• _Records provided_:
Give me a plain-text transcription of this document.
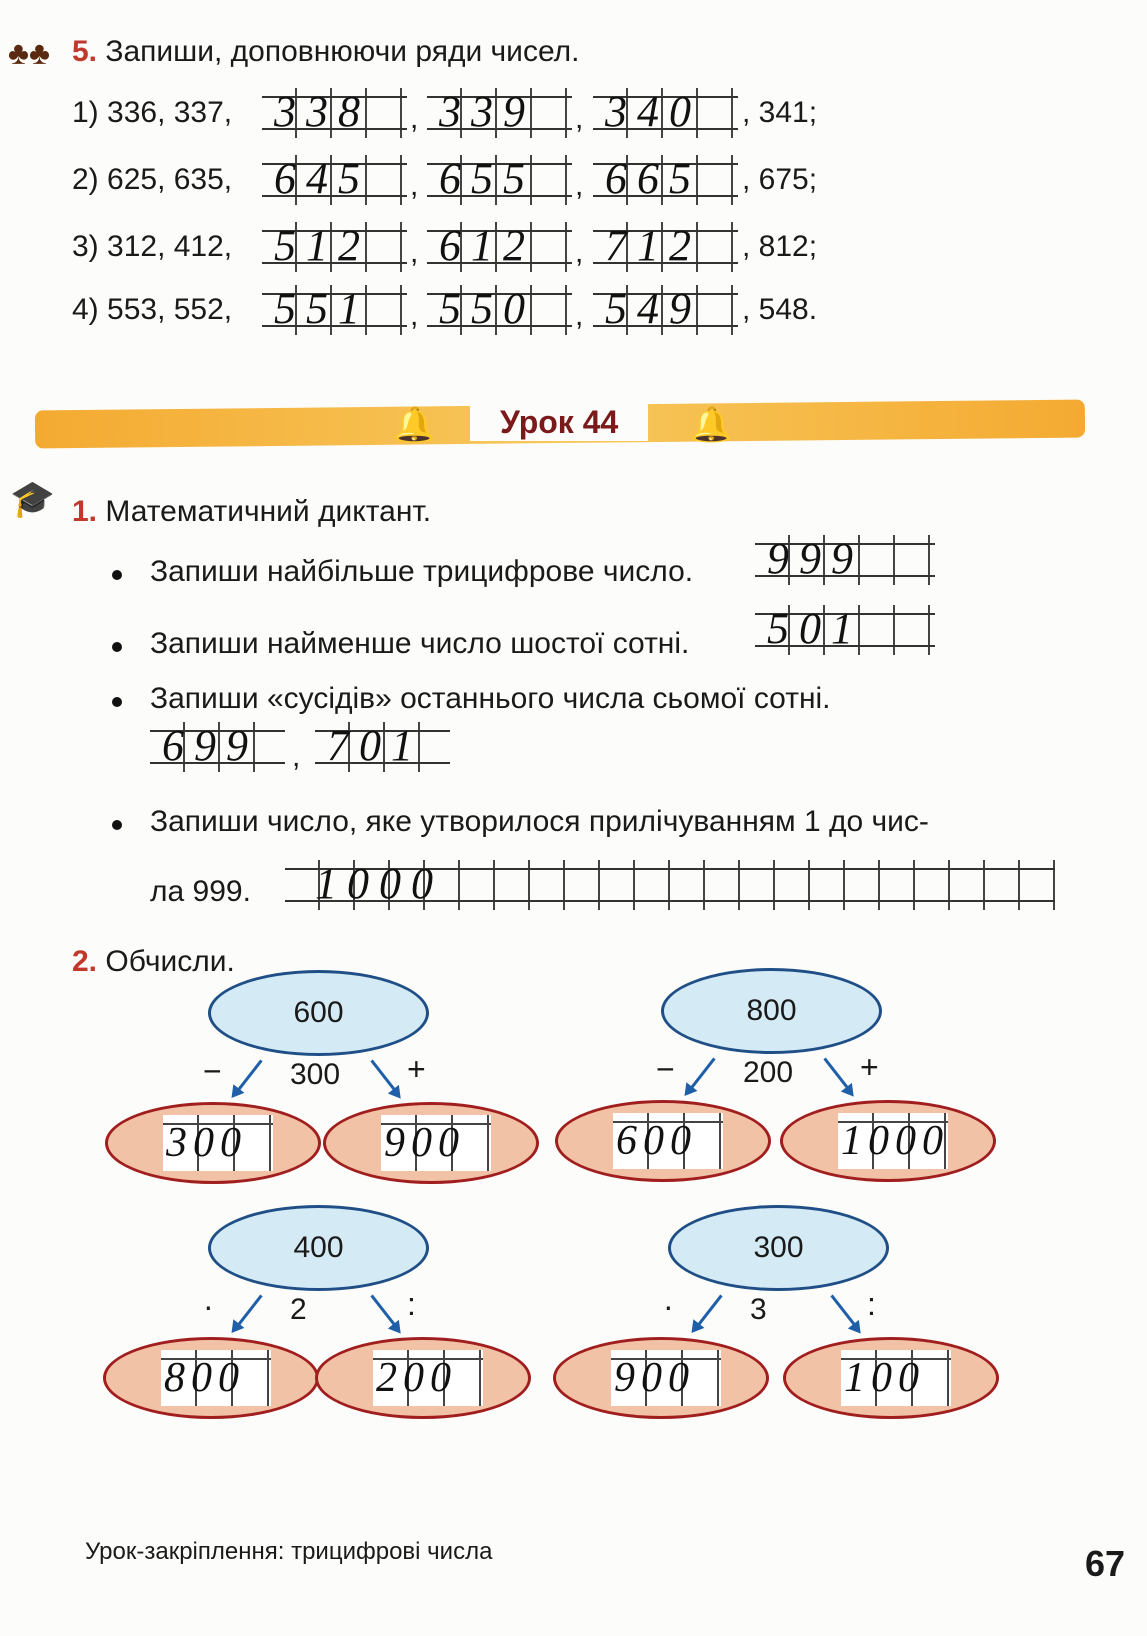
♣♣ 5. Запиши, доповнюючи ряди чисел.
1) 336, 337, 338	, 339	, 340	, 341;
2) 625, 635, 645	, 655	, 665	, 675;
3) 312, 412, 512	, 612	, 712	, 812;
4) 553, 552, 551	, 550	, 549	, 548.
🔔	Урок 44	🔔
🎓 1. Математичний диктант.
Запиши найбільше трицифрове число. 999
Запиши найменше число шостої сотні. 501
Запиши «сусідів» останнього числа сьомої сотні.
699	, 701
Запиши число, яке утворилося прилічуванням 1 до чис-
ла 999.	1000
2. Обчисли.
600
300
−	+
300	900
800
200
−	+
600	1000
400
2
·	:
800	200
300
3
·	:
900	100
Урок-закріплення: трицифрові числа	67
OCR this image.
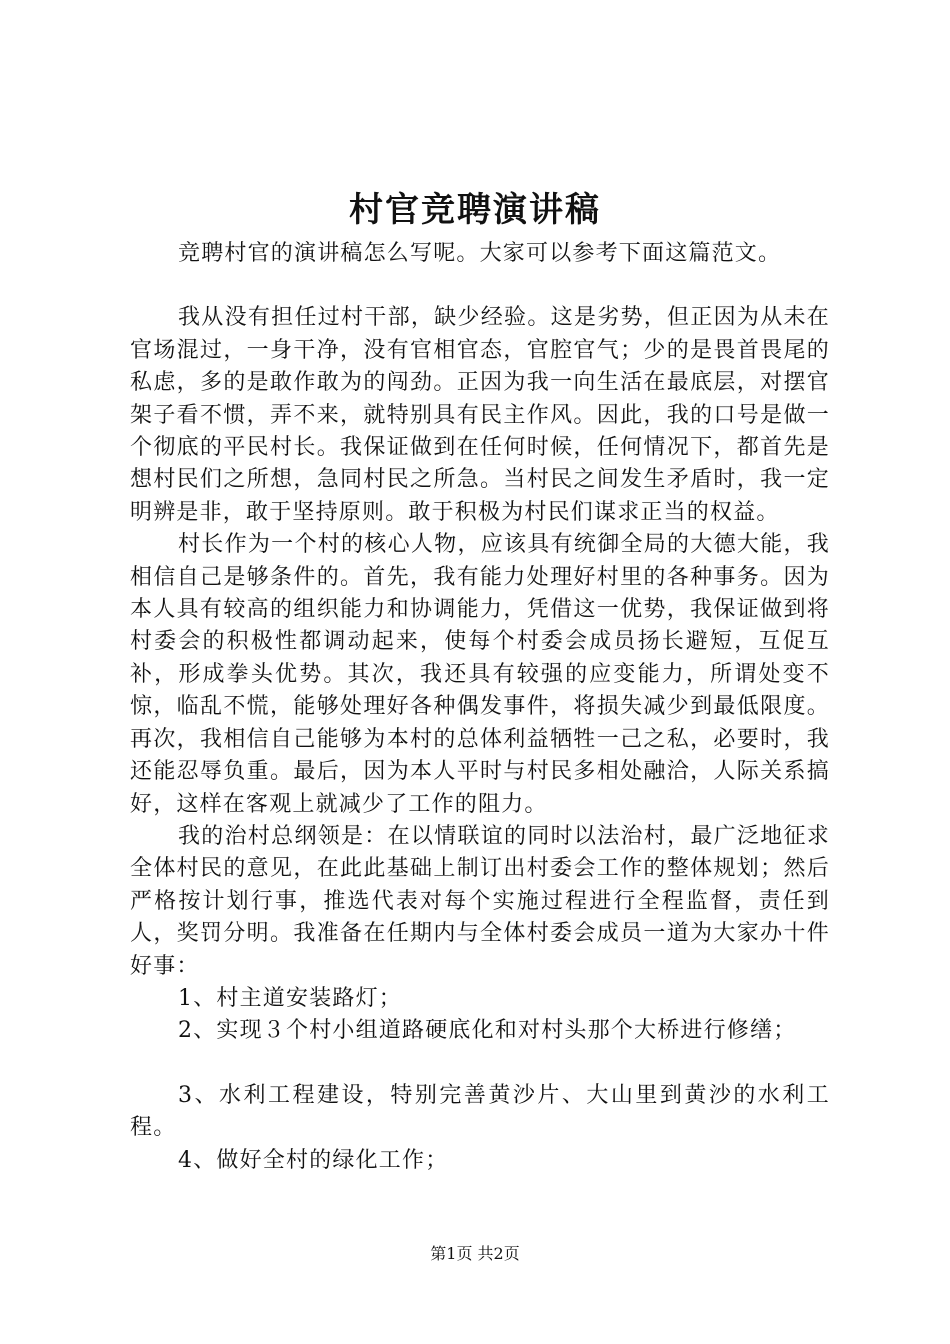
村官竞聘演讲稿

竞聘村官的演讲稿怎么写呢。大家可以参考下面这篇范文。

我从没有担任过村干部，缺少经验。这是劣势，但正因为从未在官场混过，一身干净，没有官相官态，官腔官气；少的是畏首畏尾的私虑，多的是敢作敢为的闯劲。正因为我一向生活在最底层，对摆官架子看不惯，弄不来，就特别具有民主作风。因此，我的口号是做一个彻底的平民村长。我保证做到在任何时候，任何情况下，都首先是想村民们之所想，急同村民之所急。当村民之间发生矛盾时，我一定明辨是非，敢于坚持原则。敢于积极为村民们谋求正当的权益。

村长作为一个村的核心人物，应该具有统御全局的大德大能，我相信自己是够条件的。首先，我有能力处理好村里的各种事务。因为本人具有较高的组织能力和协调能力，凭借这一优势，我保证做到将村委会的积极性都调动起来，使每个村委会成员扬长避短，互促互补，形成拳头优势。其次，我还具有较强的应变能力，所谓处变不惊，临乱不慌，能够处理好各种偶发事件，将损失减少到最低限度。再次，我相信自己能够为本村的总体利益牺牲一己之私，必要时，我还能忍辱负重。最后，因为本人平时与村民多相处融洽，人际关系搞好，这样在客观上就减少了工作的阻力。

我的治村总纲领是：在以情联谊的同时以法治村，最广泛地征求全体村民的意见，在此此基础上制订出村委会工作的整体规划；然后严格按计划行事，推选代表对每个实施过程进行全程监督，责任到人，奖罚分明。我准备在任期内与全体村委会成员一道为大家办十件好事：

1、村主道安装路灯；

2、实现３个村小组道路硬底化和对村头那个大桥进行修缮；

3、水利工程建设，特别完善黄沙片、大山里到黄沙的水利工程。

4、做好全村的绿化工作；

第1页 共2页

• _What the exercise asks_: Look through the records and gather every line containing "сотні".

• _Full answer_:
Запиши найменше число шостої сотні. 501
Запиши «сусідів» останнього числа сьомої сотні.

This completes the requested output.